Exercise: Would you transcribe the whole listing exactly, minus its pictures?

Data excerpts
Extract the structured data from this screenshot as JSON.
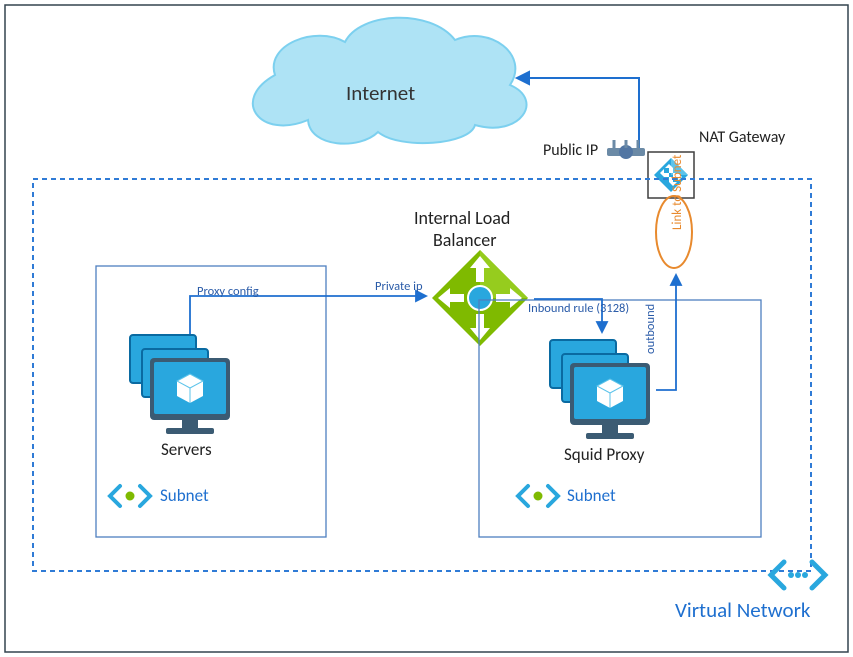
{
  "labels": {
    "internet": "Internet",
    "public_ip": "Public IP",
    "nat_gateway": "NAT Gateway",
    "link_to_subnet": "Link to Subnet",
    "internal_lb_1": "Internal Load",
    "internal_lb_2": "Balancer",
    "private_ip": "Private ip",
    "proxy_config": "Proxy config",
    "inbound_rule": "Inbound rule (3128)",
    "outbound": "outbound",
    "servers": "Servers",
    "squid_proxy": "Squid Proxy",
    "subnet_left": "Subnet",
    "subnet_right": "Subnet",
    "virtual_network": "Virtual Network"
  },
  "colors": {
    "azure_blue": "#1e6fcf",
    "sky": "#7cd0ef",
    "sky_fill": "#aee3f5",
    "vnet_dash": "#2f7bd6",
    "subnet_border": "#4e7fbf",
    "lb_green": "#7fba00",
    "orange": "#e88a2e",
    "vm_screen": "#29a7de",
    "vm_dark": "#0a6aa1"
  }
}
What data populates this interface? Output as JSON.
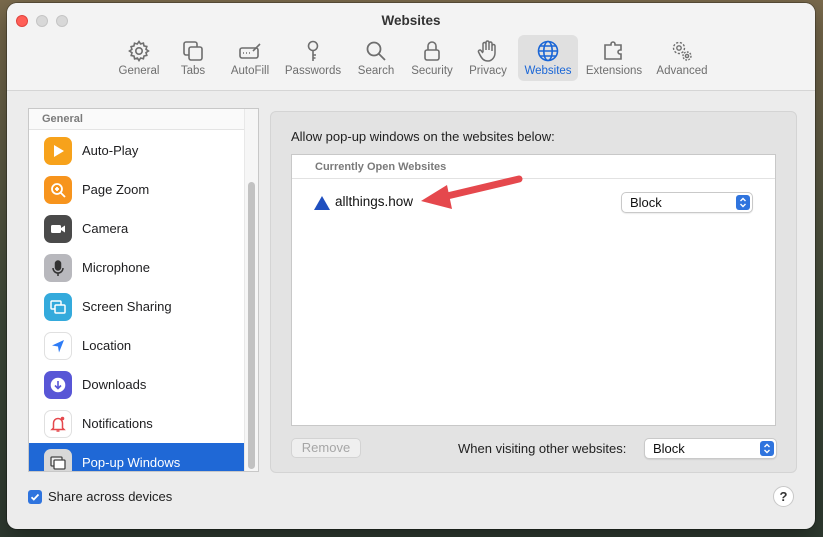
{
  "window": {
    "title": "Websites"
  },
  "toolbar": {
    "items": [
      {
        "label": "General",
        "icon": "gear-icon"
      },
      {
        "label": "Tabs",
        "icon": "tabs-icon"
      },
      {
        "label": "AutoFill",
        "icon": "autofill-icon"
      },
      {
        "label": "Passwords",
        "icon": "key-icon"
      },
      {
        "label": "Search",
        "icon": "search-icon"
      },
      {
        "label": "Security",
        "icon": "lock-icon"
      },
      {
        "label": "Privacy",
        "icon": "hand-icon"
      },
      {
        "label": "Websites",
        "icon": "globe-icon",
        "active": true
      },
      {
        "label": "Extensions",
        "icon": "puzzle-icon"
      },
      {
        "label": "Advanced",
        "icon": "gears-icon"
      }
    ]
  },
  "sidebar": {
    "section": "General",
    "items": [
      {
        "label": "Auto-Play",
        "icon": "play-icon",
        "color": "#f7a21b"
      },
      {
        "label": "Page Zoom",
        "icon": "zoom-icon",
        "color": "#f7941d"
      },
      {
        "label": "Camera",
        "icon": "camera-icon",
        "color": "#4a4a4a"
      },
      {
        "label": "Microphone",
        "icon": "microphone-icon",
        "color": "#8e8e93"
      },
      {
        "label": "Screen Sharing",
        "icon": "screen-sharing-icon",
        "color": "#34aadc"
      },
      {
        "label": "Location",
        "icon": "location-icon",
        "color": "#2e7cf6"
      },
      {
        "label": "Downloads",
        "icon": "download-icon",
        "color": "#5856d6"
      },
      {
        "label": "Notifications",
        "icon": "bell-icon",
        "color": "#ffffff"
      },
      {
        "label": "Pop-up Windows",
        "icon": "popup-icon",
        "color": "#d8d8d8",
        "selected": true
      }
    ]
  },
  "panel": {
    "heading": "Allow pop-up windows on the websites below:",
    "table_header": "Currently Open Websites",
    "sites": [
      {
        "name": "allthings.how",
        "setting": "Block"
      }
    ],
    "remove_label": "Remove",
    "other_label": "When visiting other websites:",
    "other_value": "Block"
  },
  "footer": {
    "share_label": "Share across devices",
    "share_checked": true,
    "help_label": "?"
  },
  "colors": {
    "accent": "#1f68d6",
    "annotation_arrow": "#e5484d"
  }
}
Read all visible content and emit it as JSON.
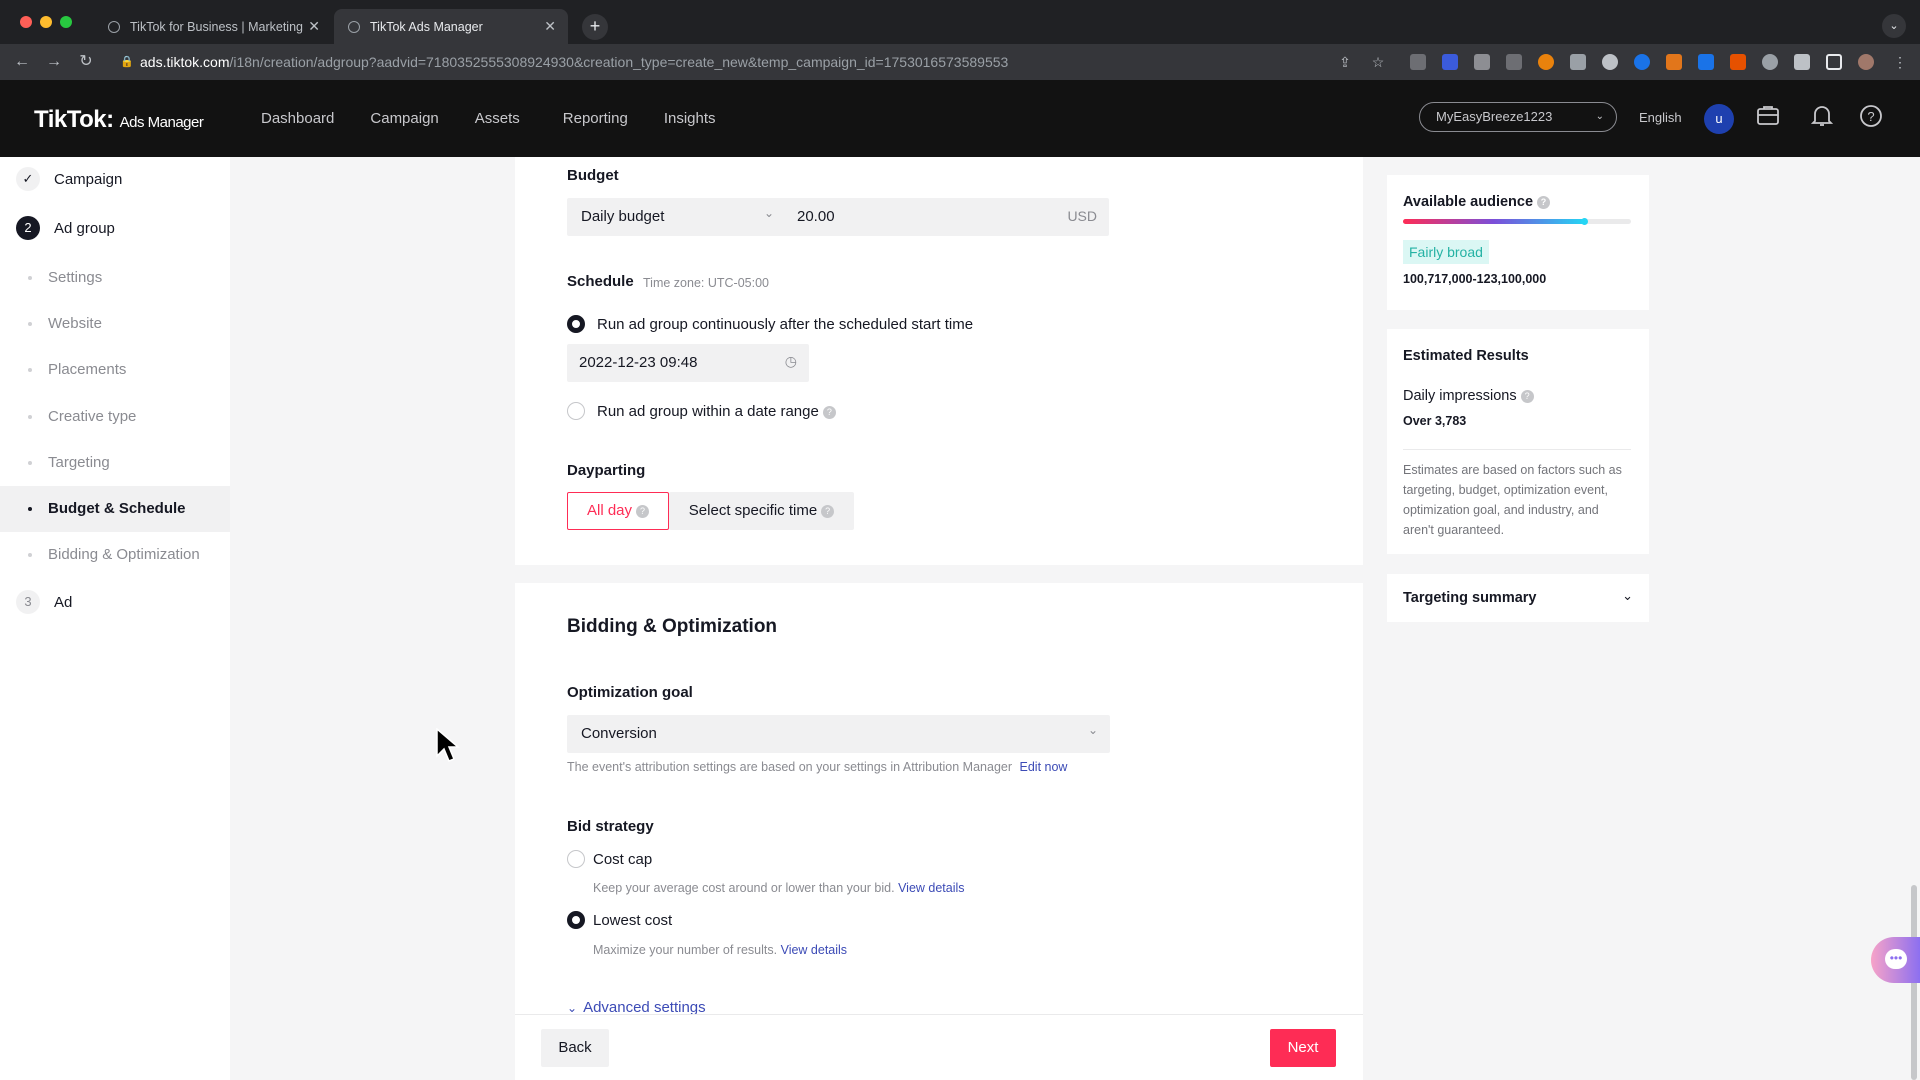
{
  "browser": {
    "tabs": [
      {
        "title": "TikTok for Business | Marketing"
      },
      {
        "title": "TikTok Ads Manager"
      }
    ],
    "url_host": "ads.tiktok.com",
    "url_path": "/i18n/creation/adgroup?aadvid=7180352555308924930&creation_type=create_new&temp_campaign_id=1753016573589553"
  },
  "header": {
    "logo": "TikTok",
    "logo_sub": "Ads Manager",
    "nav": [
      "Dashboard",
      "Campaign",
      "Assets",
      "Reporting",
      "Insights"
    ],
    "account": "MyEasyBreeze1223",
    "language": "English",
    "avatar_initial": "u"
  },
  "sidebar": {
    "campaign": "Campaign",
    "adgroup_num": "2",
    "adgroup": "Ad group",
    "items": [
      "Settings",
      "Website",
      "Placements",
      "Creative type",
      "Targeting",
      "Budget & Schedule",
      "Bidding & Optimization"
    ],
    "ad_num": "3",
    "ad": "Ad"
  },
  "budget": {
    "label": "Budget",
    "type": "Daily budget",
    "amount": "20.00",
    "currency": "USD"
  },
  "schedule": {
    "label": "Schedule",
    "timezone": "Time zone: UTC-05:00",
    "option1": "Run ad group continuously after the scheduled start time",
    "start": "2022-12-23 09:48",
    "option2": "Run ad group within a date range"
  },
  "dayparting": {
    "label": "Dayparting",
    "all_day": "All day",
    "specific": "Select specific time"
  },
  "bidding": {
    "title": "Bidding & Optimization",
    "goal_label": "Optimization goal",
    "goal": "Conversion",
    "goal_hint": "The event's attribution settings are based on your settings in Attribution Manager",
    "edit_now": "Edit now",
    "strategy_label": "Bid strategy",
    "cost_cap": "Cost cap",
    "cost_cap_hint": "Keep your average cost around or lower than your bid.",
    "lowest": "Lowest cost",
    "lowest_hint": "Maximize your number of results.",
    "view_details": "View details",
    "advanced": "Advanced settings"
  },
  "footer": {
    "back": "Back",
    "next": "Next"
  },
  "right": {
    "audience_label": "Available audience",
    "audience_level": 0.8,
    "audience_tag": "Fairly broad",
    "audience_range": "100,717,000-123,100,000",
    "est_title": "Estimated Results",
    "impr_label": "Daily impressions",
    "impr_value": "Over 3,783",
    "disclaimer": "Estimates are based on factors such as targeting, budget, optimization event, optimization goal, and industry, and aren't guaranteed.",
    "targeting_summary": "Targeting summary"
  },
  "colors": {
    "accent": "#fe2c55",
    "link": "#3c4bb6",
    "tag_bg": "#dbf7f4",
    "tag_fg": "#25b2a4"
  }
}
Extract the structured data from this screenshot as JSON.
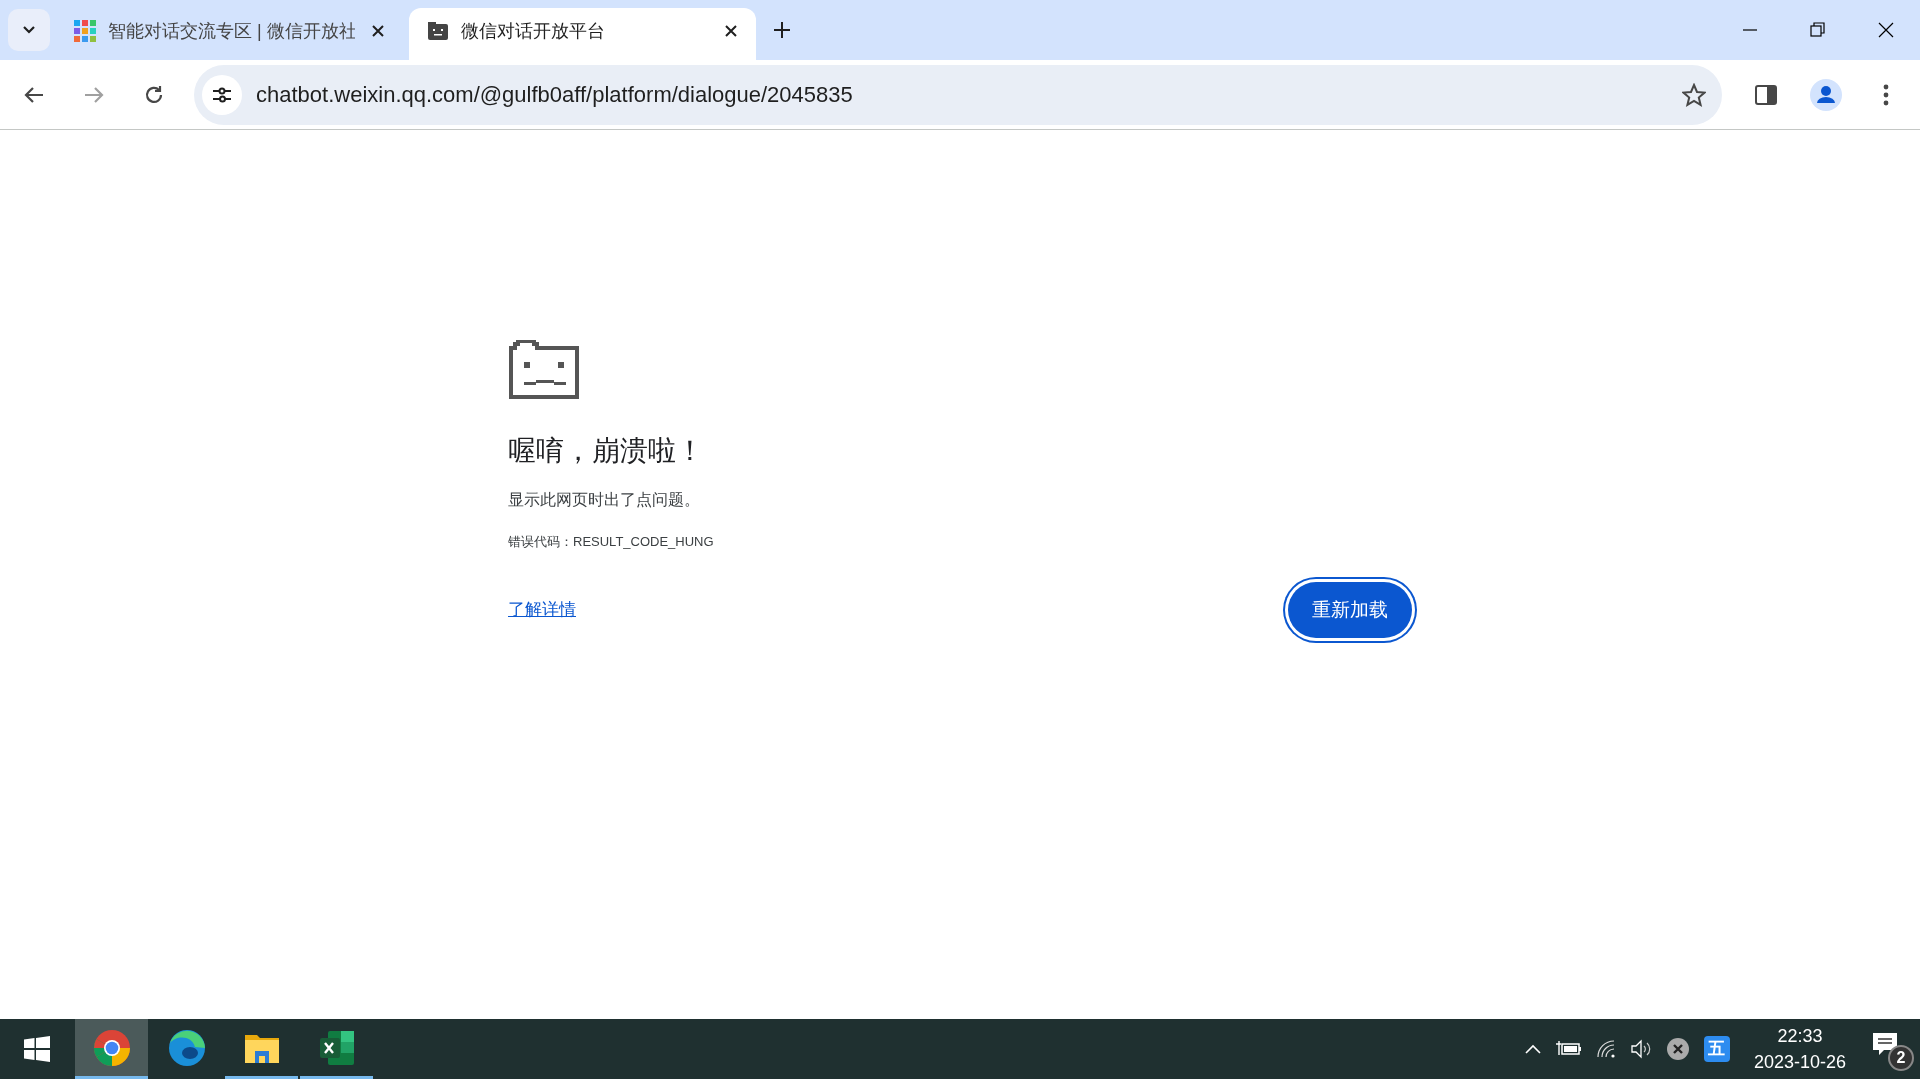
{
  "tabs": [
    {
      "title": "智能对话交流专区 | 微信开放社",
      "selected": false
    },
    {
      "title": "微信对话开放平台",
      "selected": true
    }
  ],
  "toolbar": {
    "back_disabled": false,
    "forward_disabled": true,
    "url": "chatbot.weixin.qq.com/@gulfb0aff/platform/dialogue/2045835"
  },
  "error_page": {
    "heading": "喔唷，崩溃啦！",
    "message": "显示此网页时出了点问题。",
    "error_code": "错误代码：RESULT_CODE_HUNG",
    "link": "了解详情",
    "button": "重新加载"
  },
  "taskbar": {
    "apps": [
      {
        "kind": "chrome",
        "selected": true,
        "running": true
      },
      {
        "kind": "edge",
        "selected": false,
        "running": false
      },
      {
        "kind": "explorer",
        "selected": false,
        "running": true
      },
      {
        "kind": "excel",
        "selected": false,
        "running": true
      }
    ],
    "ime": "五",
    "time": "22:33",
    "date": "2023-10-26",
    "notification_count": "2"
  }
}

Solution for this task:
Extract the structured data from this screenshot as JSON.
{
  "labels": {
    "internet": "Internet",
    "public_ip": "Public IP",
    "nat_gateway": "NAT Gateway",
    "link_to_subnet": "Link to Subnet",
    "internal_lb_1": "Internal Load",
    "internal_lb_2": "Balancer",
    "private_ip": "Private ip",
    "proxy_config": "Proxy config",
    "inbound_rule": "Inbound rule (3128)",
    "outbound": "outbound",
    "servers": "Servers",
    "squid_proxy": "Squid Proxy",
    "subnet_left": "Subnet",
    "subnet_right": "Subnet",
    "virtual_network": "Virtual Network"
  },
  "colors": {
    "azure_blue": "#1e6fcf",
    "sky": "#7cd0ef",
    "sky_fill": "#aee3f5",
    "vnet_dash": "#2f7bd6",
    "subnet_border": "#4e7fbf",
    "lb_green": "#7fba00",
    "orange": "#e88a2e",
    "vm_screen": "#29a7de",
    "vm_dark": "#0a6aa1"
  }
}
What data populates this interface? Output as JSON.
{
  "window": {
    "title": "Websites"
  },
  "toolbar": {
    "items": [
      {
        "label": "General",
        "icon": "gear-icon"
      },
      {
        "label": "Tabs",
        "icon": "tabs-icon"
      },
      {
        "label": "AutoFill",
        "icon": "autofill-icon"
      },
      {
        "label": "Passwords",
        "icon": "key-icon"
      },
      {
        "label": "Search",
        "icon": "search-icon"
      },
      {
        "label": "Security",
        "icon": "lock-icon"
      },
      {
        "label": "Privacy",
        "icon": "hand-icon"
      },
      {
        "label": "Websites",
        "icon": "globe-icon",
        "active": true
      },
      {
        "label": "Extensions",
        "icon": "puzzle-icon"
      },
      {
        "label": "Advanced",
        "icon": "gears-icon"
      }
    ]
  },
  "sidebar": {
    "section": "General",
    "items": [
      {
        "label": "Auto-Play",
        "icon": "play-icon",
        "color": "#f7a21b"
      },
      {
        "label": "Page Zoom",
        "icon": "zoom-icon",
        "color": "#f7941d"
      },
      {
        "label": "Camera",
        "icon": "camera-icon",
        "color": "#4a4a4a"
      },
      {
        "label": "Microphone",
        "icon": "microphone-icon",
        "color": "#8e8e93"
      },
      {
        "label": "Screen Sharing",
        "icon": "screen-sharing-icon",
        "color": "#34aadc"
      },
      {
        "label": "Location",
        "icon": "location-icon",
        "color": "#2e7cf6"
      },
      {
        "label": "Downloads",
        "icon": "download-icon",
        "color": "#5856d6"
      },
      {
        "label": "Notifications",
        "icon": "bell-icon",
        "color": "#ffffff"
      },
      {
        "label": "Pop-up Windows",
        "icon": "popup-icon",
        "color": "#d8d8d8",
        "selected": true
      }
    ]
  },
  "panel": {
    "heading": "Allow pop-up windows on the websites below:",
    "table_header": "Currently Open Websites",
    "sites": [
      {
        "name": "allthings.how",
        "setting": "Block"
      }
    ],
    "remove_label": "Remove",
    "other_label": "When visiting other websites:",
    "other_value": "Block"
  },
  "footer": {
    "share_label": "Share across devices",
    "share_checked": true,
    "help_label": "?"
  },
  "colors": {
    "accent": "#1f68d6",
    "annotation_arrow": "#e5484d"
  }
}
Read all visible content and emit it as JSON.
{
  "browser": {
    "tabs": [
      {
        "title": "TikTok for Business | Marketing"
      },
      {
        "title": "TikTok Ads Manager"
      }
    ],
    "url_host": "ads.tiktok.com",
    "url_path": "/i18n/creation/adgroup?aadvid=7180352555308924930&creation_type=create_new&temp_campaign_id=1753016573589553"
  },
  "header": {
    "logo": "TikTok",
    "logo_sub": "Ads Manager",
    "nav": [
      "Dashboard",
      "Campaign",
      "Assets",
      "Reporting",
      "Insights"
    ],
    "account": "MyEasyBreeze1223",
    "language": "English",
    "avatar_initial": "u"
  },
  "sidebar": {
    "campaign": "Campaign",
    "adgroup_num": "2",
    "adgroup": "Ad group",
    "items": [
      "Settings",
      "Website",
      "Placements",
      "Creative type",
      "Targeting",
      "Budget & Schedule",
      "Bidding & Optimization"
    ],
    "ad_num": "3",
    "ad": "Ad"
  },
  "budget": {
    "label": "Budget",
    "type": "Daily budget",
    "amount": "20.00",
    "currency": "USD"
  },
  "schedule": {
    "label": "Schedule",
    "timezone": "Time zone: UTC-05:00",
    "option1": "Run ad group continuously after the scheduled start time",
    "start": "2022-12-23 09:48",
    "option2": "Run ad group within a date range"
  },
  "dayparting": {
    "label": "Dayparting",
    "all_day": "All day",
    "specific": "Select specific time"
  },
  "bidding": {
    "title": "Bidding & Optimization",
    "goal_label": "Optimization goal",
    "goal": "Conversion",
    "goal_hint": "The event's attribution settings are based on your settings in Attribution Manager",
    "edit_now": "Edit now",
    "strategy_label": "Bid strategy",
    "cost_cap": "Cost cap",
    "cost_cap_hint": "Keep your average cost around or lower than your bid.",
    "lowest": "Lowest cost",
    "lowest_hint": "Maximize your number of results.",
    "view_details": "View details",
    "advanced": "Advanced settings"
  },
  "footer": {
    "back": "Back",
    "next": "Next"
  },
  "right": {
    "audience_label": "Available audience",
    "audience_level": 0.8,
    "audience_tag": "Fairly broad",
    "audience_range": "100,717,000-123,100,000",
    "est_title": "Estimated Results",
    "impr_label": "Daily impressions",
    "impr_value": "Over 3,783",
    "disclaimer": "Estimates are based on factors such as targeting, budget, optimization event, optimization goal, and industry, and aren't guaranteed.",
    "targeting_summary": "Targeting summary"
  },
  "colors": {
    "accent": "#fe2c55",
    "link": "#3c4bb6",
    "tag_bg": "#dbf7f4",
    "tag_fg": "#25b2a4"
  }
}
Extract the structured data from this screenshot as JSON.
{
  "tabs": [
    {
      "title": "智能对话交流专区 | 微信开放社",
      "selected": false
    },
    {
      "title": "微信对话开放平台",
      "selected": true
    }
  ],
  "toolbar": {
    "back_disabled": false,
    "forward_disabled": true,
    "url": "chatbot.weixin.qq.com/@gulfb0aff/platform/dialogue/2045835"
  },
  "error_page": {
    "heading": "喔唷，崩溃啦！",
    "message": "显示此网页时出了点问题。",
    "error_code": "错误代码：RESULT_CODE_HUNG",
    "link": "了解详情",
    "button": "重新加载"
  },
  "taskbar": {
    "apps": [
      {
        "kind": "chrome",
        "selected": true,
        "running": true
      },
      {
        "kind": "edge",
        "selected": false,
        "running": false
      },
      {
        "kind": "explorer",
        "selected": false,
        "running": true
      },
      {
        "kind": "excel",
        "selected": false,
        "running": true
      }
    ],
    "ime": "五",
    "time": "22:33",
    "date": "2023-10-26",
    "notification_count": "2"
  }
}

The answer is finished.